### Request 1
In the records, replace "cell-status" with "status-cell" in the stretch from the line containing "211, 689, 247]" through the line containing "cell-title: End-Term Programme". Return only those lines, with everything else left as it is.

Learning to rank with GBDT models
In the previous chapter, we explored Vespa's multi-phase ranking pipeline. You saw how to use hand-tuned expressions combining BM25, freshness, and attribute signals. But manually choosing features and tuning weights only gets you so far. At some point, you want a machine learning model to learn the optimal combination of features from data. This is what learning to rank (LTR) is about.
Gradient-boosted decision tree (GBDT) models, specifically XGBoost and LightGBM, are the workhorses of learning to rank. They are fast to evaluate, easy to train, and remarkably effective at combining diverse features into a single relevance score. Vespa has native support for both frameworks, making it straightforward to train a model in Python and deploy it directly into your ranking pipeline.
In this chapter, we cover how LTR works conceptually, how to train XGBoost and LightGBM ranking models, and how to deploy them in Vespa rank profiles.
What is learning to rank
Learning to rank is the application of machine learning to the ranking problem. Instead of manually writing a scoring formula like bm25(title) * 2 + attribute(popularity) * 0.1, you train a model on labeled data. The model learns which features matter, how they interact, and what weights to assign, all from examples of good and bad rankings.
The basic idea is this: for a set of queries, you have documents with relevance labels (either from human judgments or from user behavior like clicks). You extract features for each query-document pair, things like BM25 scores, document popularity, field match quality, freshness, and so on. Then you train a model to predict relevance from these features. The trained model replaces your hand-tuned ranking expression.
LTR approaches
There are three main approaches to learning to rank, and they differ in how the training loss is defined:
Pointwise treats each document independently. The model learns to predict an absolute relevance score for a single document. This is essentially a regression or classification problem. It works, but it ignores the relative ordering between documents, which is what ranking is actually about.
Pairwise considers pairs of documents for the same query. The model learns that document A should rank above document B. The training signal comes from comparing document pairs. This directly optimizes ordering, which aligns better with the ranking task.
Listwise considers the entire list of documents for a query. The model directly optimizes list-level metrics like NDCG or MAP. This is the most sophisticated approach and generally produces the best results.
In practice, the distinction blurs. The most popular algorithm, LambdaMART (used by both XGBoost and LightGBM for ranking), is technically a hybrid. It computes pairwise gradients but scales them by the change in NDCG that would result from swapping two documents. The result is a model that effectively optimizes a list-level metric through pairwise comparisons. And the output is still a pointwise scoring function that scores one document at a time, which is exactly what Vespa needs for distributed evaluation.

### Request 2
Reproduce the stretch of the text on learning to rank from "Listwise considers the" through "for distributed evaluation." word for word.

### Task inputs
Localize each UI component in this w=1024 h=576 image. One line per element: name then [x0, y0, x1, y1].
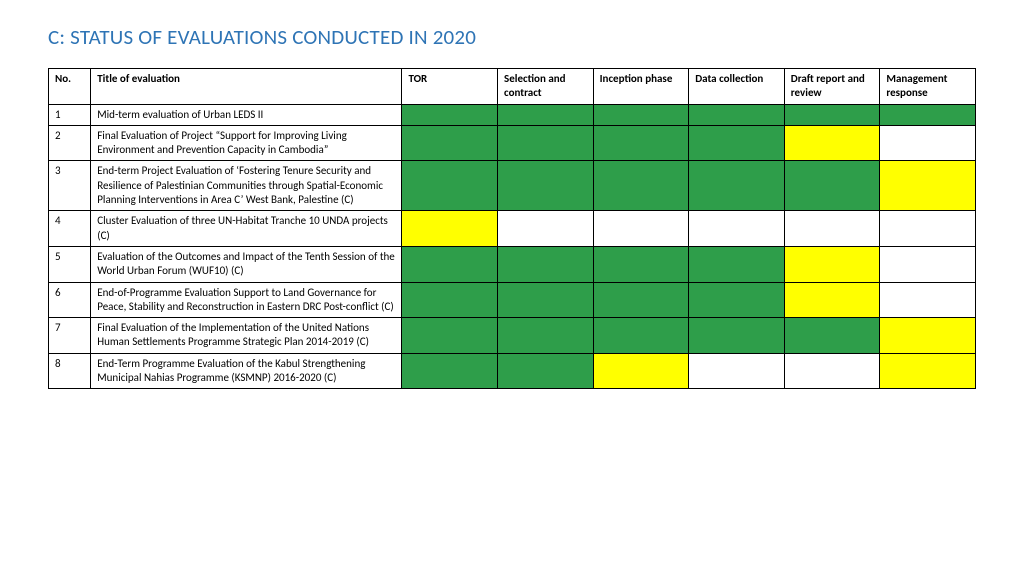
cell-status	[593, 211, 689, 247]
cell-status	[880, 282, 976, 318]
cell-status	[784, 318, 880, 354]
cell-status	[498, 282, 594, 318]
cell-status	[593, 161, 689, 211]
table-row: 5Evaluation of the Outcomes and Impact o…	[49, 246, 976, 282]
cell-no: 6	[49, 282, 91, 318]
cell-status	[593, 282, 689, 318]
col-header-no: No.	[49, 69, 91, 105]
cell-status	[784, 161, 880, 211]
cell-no: 4	[49, 211, 91, 247]
cell-title: Final Evaluation of Project “Support for…	[91, 125, 402, 161]
cell-status	[593, 318, 689, 354]
cell-status	[402, 125, 498, 161]
cell-status	[402, 353, 498, 389]
cell-status	[689, 125, 785, 161]
table-row: 2Final Evaluation of Project “Support fo…	[49, 125, 976, 161]
cell-status	[498, 318, 594, 354]
cell-no: 1	[49, 104, 91, 125]
cell-status	[880, 318, 976, 354]
col-header-draft: Draft report and review	[784, 69, 880, 105]
cell-title: Cluster Evaluation of three UN-Habitat T…	[91, 211, 402, 247]
cell-status	[689, 211, 785, 247]
evaluations-table: No. Title of evaluation TOR Selection an…	[48, 68, 976, 389]
cell-title: End-Term Programme Evaluation of the Kab…	[91, 353, 402, 389]
cell-status	[784, 353, 880, 389]
cell-status	[402, 104, 498, 125]
col-header-data: Data collection	[689, 69, 785, 105]
cell-status	[689, 282, 785, 318]
table-row: 1Mid-term evaluation of Urban LEDS II	[49, 104, 976, 125]
cell-no: 3	[49, 161, 91, 211]
cell-no: 8	[49, 353, 91, 389]
col-header-selection: Selection and contract	[498, 69, 594, 105]
cell-status	[689, 318, 785, 354]
cell-status	[593, 125, 689, 161]
col-header-mgmt: Management response	[880, 69, 976, 105]
cell-status	[593, 246, 689, 282]
cell-status	[593, 104, 689, 125]
cell-no: 5	[49, 246, 91, 282]
page-title: C: STATUS OF EVALUATIONS CONDUCTED IN 20…	[48, 24, 976, 50]
cell-status	[689, 353, 785, 389]
cell-status	[498, 161, 594, 211]
cell-status	[880, 104, 976, 125]
cell-status	[498, 104, 594, 125]
cell-status	[784, 246, 880, 282]
cell-status	[689, 161, 785, 211]
table-row: 6End-of-Programme Evaluation Support to …	[49, 282, 976, 318]
cell-title: End-term Project Evaluation of ‘Fosterin…	[91, 161, 402, 211]
cell-status	[402, 246, 498, 282]
table-row: 8End-Term Programme Evaluation of the Ka…	[49, 353, 976, 389]
table-row: 3End-term Project Evaluation of ‘Fosteri…	[49, 161, 976, 211]
cell-status	[498, 211, 594, 247]
cell-title: Mid-term evaluation of Urban LEDS II	[91, 104, 402, 125]
cell-status	[880, 246, 976, 282]
cell-no: 7	[49, 318, 91, 354]
cell-status	[689, 104, 785, 125]
cell-status	[402, 161, 498, 211]
table-row: 4Cluster Evaluation of three UN-Habitat …	[49, 211, 976, 247]
cell-no: 2	[49, 125, 91, 161]
cell-status	[880, 125, 976, 161]
cell-status	[880, 161, 976, 211]
cell-title: Final Evaluation of the Implementation o…	[91, 318, 402, 354]
col-header-inception: Inception phase	[593, 69, 689, 105]
table-row: 7Final Evaluation of the Implementation …	[49, 318, 976, 354]
cell-status	[784, 282, 880, 318]
cell-status	[498, 353, 594, 389]
cell-status	[784, 104, 880, 125]
cell-status	[402, 211, 498, 247]
cell-status	[593, 353, 689, 389]
cell-title: End-of-Programme Evaluation Support to L…	[91, 282, 402, 318]
cell-status	[402, 318, 498, 354]
cell-title: Evaluation of the Outcomes and Impact of…	[91, 246, 402, 282]
table-header-row: No. Title of evaluation TOR Selection an…	[49, 69, 976, 105]
cell-status	[880, 353, 976, 389]
cell-status	[498, 246, 594, 282]
cell-status	[402, 282, 498, 318]
cell-status	[498, 125, 594, 161]
cell-status	[689, 246, 785, 282]
cell-status	[784, 211, 880, 247]
col-header-title: Title of evaluation	[91, 69, 402, 105]
col-header-tor: TOR	[402, 69, 498, 105]
cell-status	[784, 125, 880, 161]
cell-status	[880, 211, 976, 247]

### Correct answer 1
status-cell	[593, 211, 689, 247]
status-cell	[880, 282, 976, 318]
status-cell	[784, 318, 880, 354]
status-cell	[498, 282, 594, 318]
status-cell	[593, 161, 689, 211]
table-row: 5Evaluation of the Outcomes and Impact o…	[49, 246, 976, 282]
cell-no: 6	[49, 282, 91, 318]
status-cell	[593, 282, 689, 318]
col-header-no: No.	[49, 69, 91, 105]
status-cell	[784, 161, 880, 211]
cell-no: 4	[49, 211, 91, 247]
cell-title: Final Evaluation of Project “Support for…	[91, 125, 402, 161]
status-cell	[593, 318, 689, 354]
status-cell	[402, 125, 498, 161]
status-cell	[402, 353, 498, 389]
status-cell	[689, 125, 785, 161]
table-row: 2Final Evaluation of Project “Support fo…	[49, 125, 976, 161]
status-cell	[498, 318, 594, 354]
cell-no: 1	[49, 104, 91, 125]
status-cell	[880, 318, 976, 354]
col-header-draft: Draft report and review	[784, 69, 880, 105]
cell-title: Cluster Evaluation of three UN-Habitat T…	[91, 211, 402, 247]
status-cell	[689, 211, 785, 247]
evaluations-table: No. Title of evaluation TOR Selection an…	[48, 68, 976, 389]
cell-title: End-Term Programme Evaluation of the Kab…	[91, 353, 402, 389]

### Correct answer 2
Listwise considers the entire list of documents for a query. The model directly optimizes list-level metrics like NDCG or MAP. This is the most sophisticated approach and generally produces the best results.
In practice, the distinction blurs. The most popular algorithm, LambdaMART (used by both XGBoost and LightGBM for ranking), is technically a hybrid. It computes pairwise gradients but scales them by the change in NDCG that would result from swapping two documents. The result is a model that effectively optimizes a list-level metric through pairwise comparisons. And the output is still a pointwise scoring function that scores one document at a time, which is exactly what Vespa needs for distributed evaluation.